§ THE EXERCISE
Check each line below for "expansions" and report how many have it, nothing else.

Entries with figure data
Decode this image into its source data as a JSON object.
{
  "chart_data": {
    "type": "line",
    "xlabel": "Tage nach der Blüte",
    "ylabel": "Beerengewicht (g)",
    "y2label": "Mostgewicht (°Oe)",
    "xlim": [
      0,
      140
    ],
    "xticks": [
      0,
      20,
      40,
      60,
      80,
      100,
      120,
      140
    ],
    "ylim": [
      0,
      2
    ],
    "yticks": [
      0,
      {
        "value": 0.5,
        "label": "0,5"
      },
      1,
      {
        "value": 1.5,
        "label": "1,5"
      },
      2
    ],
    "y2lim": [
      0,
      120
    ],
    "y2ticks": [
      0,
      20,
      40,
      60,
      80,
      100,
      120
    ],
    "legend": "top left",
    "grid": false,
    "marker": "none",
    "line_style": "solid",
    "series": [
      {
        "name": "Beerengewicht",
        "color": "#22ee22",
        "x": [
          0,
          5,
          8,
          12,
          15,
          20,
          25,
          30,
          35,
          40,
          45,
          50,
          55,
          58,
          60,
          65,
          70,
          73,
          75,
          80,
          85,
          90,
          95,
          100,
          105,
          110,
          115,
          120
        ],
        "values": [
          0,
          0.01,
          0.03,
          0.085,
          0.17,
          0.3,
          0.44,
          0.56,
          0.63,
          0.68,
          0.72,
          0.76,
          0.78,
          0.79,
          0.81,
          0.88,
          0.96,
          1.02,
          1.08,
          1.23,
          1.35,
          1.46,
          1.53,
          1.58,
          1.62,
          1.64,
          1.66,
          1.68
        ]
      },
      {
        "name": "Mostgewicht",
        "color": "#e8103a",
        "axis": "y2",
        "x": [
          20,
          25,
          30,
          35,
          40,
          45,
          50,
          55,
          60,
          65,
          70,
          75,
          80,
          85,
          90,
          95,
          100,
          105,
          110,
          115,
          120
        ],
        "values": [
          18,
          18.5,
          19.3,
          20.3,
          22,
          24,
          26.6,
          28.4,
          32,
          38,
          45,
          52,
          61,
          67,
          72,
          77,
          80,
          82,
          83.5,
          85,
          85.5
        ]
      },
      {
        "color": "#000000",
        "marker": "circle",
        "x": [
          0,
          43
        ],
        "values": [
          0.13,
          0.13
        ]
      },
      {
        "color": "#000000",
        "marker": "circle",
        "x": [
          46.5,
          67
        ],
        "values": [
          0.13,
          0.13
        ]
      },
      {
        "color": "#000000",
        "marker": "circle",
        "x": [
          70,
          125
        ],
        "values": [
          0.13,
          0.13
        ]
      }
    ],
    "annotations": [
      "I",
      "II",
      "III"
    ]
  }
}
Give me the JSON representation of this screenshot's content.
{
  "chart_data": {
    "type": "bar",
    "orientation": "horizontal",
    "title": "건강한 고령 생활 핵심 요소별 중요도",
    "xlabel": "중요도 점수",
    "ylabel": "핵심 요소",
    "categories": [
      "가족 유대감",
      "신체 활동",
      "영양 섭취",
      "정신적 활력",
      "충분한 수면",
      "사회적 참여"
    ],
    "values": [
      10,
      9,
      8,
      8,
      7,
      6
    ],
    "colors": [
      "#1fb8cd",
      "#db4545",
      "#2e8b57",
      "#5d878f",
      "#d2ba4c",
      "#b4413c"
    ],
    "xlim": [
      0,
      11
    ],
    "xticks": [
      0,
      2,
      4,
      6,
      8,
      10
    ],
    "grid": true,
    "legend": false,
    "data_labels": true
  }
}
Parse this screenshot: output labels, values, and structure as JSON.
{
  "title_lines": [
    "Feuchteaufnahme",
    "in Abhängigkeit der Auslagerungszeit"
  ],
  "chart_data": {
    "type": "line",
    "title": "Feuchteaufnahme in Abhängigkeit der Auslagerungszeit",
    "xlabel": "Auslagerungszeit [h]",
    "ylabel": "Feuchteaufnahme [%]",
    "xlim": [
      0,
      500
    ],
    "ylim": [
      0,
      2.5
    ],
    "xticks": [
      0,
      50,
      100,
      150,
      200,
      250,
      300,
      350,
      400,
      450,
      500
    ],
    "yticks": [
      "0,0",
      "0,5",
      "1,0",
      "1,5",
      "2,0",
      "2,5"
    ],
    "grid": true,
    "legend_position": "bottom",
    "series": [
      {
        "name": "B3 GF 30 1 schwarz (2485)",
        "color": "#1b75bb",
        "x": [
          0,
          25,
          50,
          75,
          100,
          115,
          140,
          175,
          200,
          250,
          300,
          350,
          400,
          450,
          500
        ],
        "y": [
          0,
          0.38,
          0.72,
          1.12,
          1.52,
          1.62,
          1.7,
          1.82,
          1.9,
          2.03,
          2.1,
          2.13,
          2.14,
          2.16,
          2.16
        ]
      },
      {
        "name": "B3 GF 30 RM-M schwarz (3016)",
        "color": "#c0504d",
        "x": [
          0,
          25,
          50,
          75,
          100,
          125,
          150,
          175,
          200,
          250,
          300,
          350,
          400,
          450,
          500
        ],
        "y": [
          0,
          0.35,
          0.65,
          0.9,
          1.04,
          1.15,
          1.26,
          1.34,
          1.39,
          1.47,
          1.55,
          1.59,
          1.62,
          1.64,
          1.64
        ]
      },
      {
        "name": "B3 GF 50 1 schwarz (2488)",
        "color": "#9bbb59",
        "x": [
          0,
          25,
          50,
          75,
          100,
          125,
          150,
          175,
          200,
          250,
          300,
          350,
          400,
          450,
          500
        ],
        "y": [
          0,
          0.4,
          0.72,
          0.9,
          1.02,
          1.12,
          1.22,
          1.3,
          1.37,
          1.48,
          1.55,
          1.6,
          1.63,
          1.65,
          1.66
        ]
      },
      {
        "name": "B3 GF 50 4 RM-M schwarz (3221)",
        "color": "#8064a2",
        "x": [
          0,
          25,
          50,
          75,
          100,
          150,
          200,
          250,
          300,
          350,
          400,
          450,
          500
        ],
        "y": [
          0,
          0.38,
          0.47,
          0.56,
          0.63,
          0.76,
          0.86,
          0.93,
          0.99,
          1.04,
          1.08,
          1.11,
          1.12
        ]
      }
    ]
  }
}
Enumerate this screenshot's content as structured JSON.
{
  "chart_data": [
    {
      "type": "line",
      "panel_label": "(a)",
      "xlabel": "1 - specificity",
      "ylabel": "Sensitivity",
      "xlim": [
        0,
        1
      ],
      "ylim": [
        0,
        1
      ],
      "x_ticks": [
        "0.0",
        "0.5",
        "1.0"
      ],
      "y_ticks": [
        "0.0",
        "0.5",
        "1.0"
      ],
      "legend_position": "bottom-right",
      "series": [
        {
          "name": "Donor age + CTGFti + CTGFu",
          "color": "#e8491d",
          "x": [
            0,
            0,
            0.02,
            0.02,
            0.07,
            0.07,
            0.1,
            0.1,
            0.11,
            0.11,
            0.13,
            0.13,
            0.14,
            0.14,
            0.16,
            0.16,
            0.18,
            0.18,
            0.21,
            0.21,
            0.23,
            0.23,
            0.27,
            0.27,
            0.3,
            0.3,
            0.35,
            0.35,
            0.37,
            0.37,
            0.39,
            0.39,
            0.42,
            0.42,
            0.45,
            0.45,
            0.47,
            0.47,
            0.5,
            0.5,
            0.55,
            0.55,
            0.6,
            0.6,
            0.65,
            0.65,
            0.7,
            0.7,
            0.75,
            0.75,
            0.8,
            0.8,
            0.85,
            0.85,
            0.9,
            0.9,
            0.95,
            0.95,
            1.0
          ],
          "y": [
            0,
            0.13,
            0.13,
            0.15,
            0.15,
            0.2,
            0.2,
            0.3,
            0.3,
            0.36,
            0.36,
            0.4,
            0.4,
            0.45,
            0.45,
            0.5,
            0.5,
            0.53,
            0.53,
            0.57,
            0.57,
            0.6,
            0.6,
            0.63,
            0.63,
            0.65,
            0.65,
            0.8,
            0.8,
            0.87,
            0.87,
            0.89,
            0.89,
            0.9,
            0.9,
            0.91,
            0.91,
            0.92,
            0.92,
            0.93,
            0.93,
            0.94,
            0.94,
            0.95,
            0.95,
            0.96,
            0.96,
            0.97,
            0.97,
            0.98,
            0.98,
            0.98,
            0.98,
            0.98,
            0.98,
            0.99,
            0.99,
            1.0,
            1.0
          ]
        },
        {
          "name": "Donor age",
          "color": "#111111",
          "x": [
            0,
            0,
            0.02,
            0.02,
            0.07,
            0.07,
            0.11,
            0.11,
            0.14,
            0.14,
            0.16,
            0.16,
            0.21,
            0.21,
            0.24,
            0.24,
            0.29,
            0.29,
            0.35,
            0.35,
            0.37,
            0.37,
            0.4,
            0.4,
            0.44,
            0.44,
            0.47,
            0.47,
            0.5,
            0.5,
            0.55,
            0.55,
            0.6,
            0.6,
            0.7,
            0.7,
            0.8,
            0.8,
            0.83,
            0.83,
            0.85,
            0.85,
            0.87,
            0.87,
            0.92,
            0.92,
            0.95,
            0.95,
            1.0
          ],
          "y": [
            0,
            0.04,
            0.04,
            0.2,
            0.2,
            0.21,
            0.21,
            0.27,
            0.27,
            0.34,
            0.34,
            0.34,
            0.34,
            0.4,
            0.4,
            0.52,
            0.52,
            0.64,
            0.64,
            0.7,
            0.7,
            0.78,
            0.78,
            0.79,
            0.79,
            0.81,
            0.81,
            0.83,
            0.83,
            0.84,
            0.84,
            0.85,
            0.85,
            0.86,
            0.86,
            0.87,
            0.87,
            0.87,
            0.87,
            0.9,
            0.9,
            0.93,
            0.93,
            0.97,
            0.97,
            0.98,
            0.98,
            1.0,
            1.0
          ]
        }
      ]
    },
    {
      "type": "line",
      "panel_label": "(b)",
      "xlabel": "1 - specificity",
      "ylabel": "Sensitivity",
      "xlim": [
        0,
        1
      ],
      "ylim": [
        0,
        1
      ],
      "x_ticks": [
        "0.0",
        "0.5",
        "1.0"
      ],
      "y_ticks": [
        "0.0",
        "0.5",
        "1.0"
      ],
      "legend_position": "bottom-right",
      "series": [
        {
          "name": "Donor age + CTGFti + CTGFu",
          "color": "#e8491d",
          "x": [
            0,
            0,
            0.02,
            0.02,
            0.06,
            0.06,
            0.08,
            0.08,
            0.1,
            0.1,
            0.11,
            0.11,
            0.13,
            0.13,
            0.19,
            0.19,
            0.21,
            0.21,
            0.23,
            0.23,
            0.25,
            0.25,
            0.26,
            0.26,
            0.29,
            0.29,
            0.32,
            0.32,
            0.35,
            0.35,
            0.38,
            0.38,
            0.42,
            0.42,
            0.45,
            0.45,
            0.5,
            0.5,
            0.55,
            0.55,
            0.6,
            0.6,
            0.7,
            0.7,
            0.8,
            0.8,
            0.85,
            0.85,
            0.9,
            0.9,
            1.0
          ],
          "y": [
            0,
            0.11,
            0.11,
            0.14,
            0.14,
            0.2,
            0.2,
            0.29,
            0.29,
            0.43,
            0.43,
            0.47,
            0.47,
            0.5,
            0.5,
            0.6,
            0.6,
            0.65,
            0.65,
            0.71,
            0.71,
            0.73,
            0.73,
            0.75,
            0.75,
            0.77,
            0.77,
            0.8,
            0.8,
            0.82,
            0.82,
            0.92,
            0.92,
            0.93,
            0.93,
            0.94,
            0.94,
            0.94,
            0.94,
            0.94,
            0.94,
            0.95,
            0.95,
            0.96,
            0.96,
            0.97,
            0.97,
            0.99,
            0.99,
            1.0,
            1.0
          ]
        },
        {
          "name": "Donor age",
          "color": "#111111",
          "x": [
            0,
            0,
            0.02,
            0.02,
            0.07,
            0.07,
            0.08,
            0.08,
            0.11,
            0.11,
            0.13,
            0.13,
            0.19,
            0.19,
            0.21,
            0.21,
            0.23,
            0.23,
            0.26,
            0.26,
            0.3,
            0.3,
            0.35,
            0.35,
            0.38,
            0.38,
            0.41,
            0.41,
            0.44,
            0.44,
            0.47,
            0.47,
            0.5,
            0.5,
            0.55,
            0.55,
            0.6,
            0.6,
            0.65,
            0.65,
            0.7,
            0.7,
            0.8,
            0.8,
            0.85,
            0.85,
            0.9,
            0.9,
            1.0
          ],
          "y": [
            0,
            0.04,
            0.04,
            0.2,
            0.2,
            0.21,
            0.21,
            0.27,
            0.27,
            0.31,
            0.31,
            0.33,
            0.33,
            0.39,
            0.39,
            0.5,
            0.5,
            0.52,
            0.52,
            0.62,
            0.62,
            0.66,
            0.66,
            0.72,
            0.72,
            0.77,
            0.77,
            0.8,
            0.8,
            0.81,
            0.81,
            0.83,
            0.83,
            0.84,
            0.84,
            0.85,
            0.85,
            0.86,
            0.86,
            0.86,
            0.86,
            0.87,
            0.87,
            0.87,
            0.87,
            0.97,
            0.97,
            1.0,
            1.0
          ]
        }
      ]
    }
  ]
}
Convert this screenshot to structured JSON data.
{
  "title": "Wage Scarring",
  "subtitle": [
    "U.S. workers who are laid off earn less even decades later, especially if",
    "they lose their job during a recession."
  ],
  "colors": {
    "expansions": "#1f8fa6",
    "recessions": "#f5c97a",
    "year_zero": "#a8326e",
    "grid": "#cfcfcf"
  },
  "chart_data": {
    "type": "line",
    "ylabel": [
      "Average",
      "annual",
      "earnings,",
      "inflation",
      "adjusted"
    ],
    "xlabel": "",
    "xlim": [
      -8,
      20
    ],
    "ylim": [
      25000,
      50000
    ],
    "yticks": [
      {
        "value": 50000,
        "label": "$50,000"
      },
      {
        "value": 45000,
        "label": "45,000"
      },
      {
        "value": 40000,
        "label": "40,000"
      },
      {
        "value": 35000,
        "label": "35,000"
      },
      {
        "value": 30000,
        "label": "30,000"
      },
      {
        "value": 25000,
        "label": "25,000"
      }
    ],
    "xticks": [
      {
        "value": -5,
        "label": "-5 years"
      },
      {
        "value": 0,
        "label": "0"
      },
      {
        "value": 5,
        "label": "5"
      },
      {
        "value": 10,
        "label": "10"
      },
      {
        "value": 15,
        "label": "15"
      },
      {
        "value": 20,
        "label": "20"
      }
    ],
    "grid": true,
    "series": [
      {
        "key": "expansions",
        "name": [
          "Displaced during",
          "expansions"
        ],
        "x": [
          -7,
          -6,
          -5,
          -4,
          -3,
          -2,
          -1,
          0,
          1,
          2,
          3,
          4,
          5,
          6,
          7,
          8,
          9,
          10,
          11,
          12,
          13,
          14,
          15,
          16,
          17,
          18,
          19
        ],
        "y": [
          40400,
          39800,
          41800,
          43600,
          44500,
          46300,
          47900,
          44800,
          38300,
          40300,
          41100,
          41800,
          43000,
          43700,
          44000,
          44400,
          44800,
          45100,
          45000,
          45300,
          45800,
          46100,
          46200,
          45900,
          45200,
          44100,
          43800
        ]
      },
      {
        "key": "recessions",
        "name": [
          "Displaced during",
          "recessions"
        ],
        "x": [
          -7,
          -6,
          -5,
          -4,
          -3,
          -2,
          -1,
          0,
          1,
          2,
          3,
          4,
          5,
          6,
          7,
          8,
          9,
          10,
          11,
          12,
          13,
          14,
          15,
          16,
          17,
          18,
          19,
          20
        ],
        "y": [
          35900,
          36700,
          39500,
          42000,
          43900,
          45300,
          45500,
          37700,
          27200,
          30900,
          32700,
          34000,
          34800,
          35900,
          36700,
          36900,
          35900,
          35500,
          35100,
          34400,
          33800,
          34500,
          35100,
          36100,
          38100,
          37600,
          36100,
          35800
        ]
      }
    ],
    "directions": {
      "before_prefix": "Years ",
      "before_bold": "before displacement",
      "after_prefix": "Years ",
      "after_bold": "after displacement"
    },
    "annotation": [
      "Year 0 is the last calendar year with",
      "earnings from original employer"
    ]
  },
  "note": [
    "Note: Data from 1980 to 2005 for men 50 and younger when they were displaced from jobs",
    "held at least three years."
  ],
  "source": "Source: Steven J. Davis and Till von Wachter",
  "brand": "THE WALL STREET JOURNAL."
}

§ COMPLETE RESPONSE
3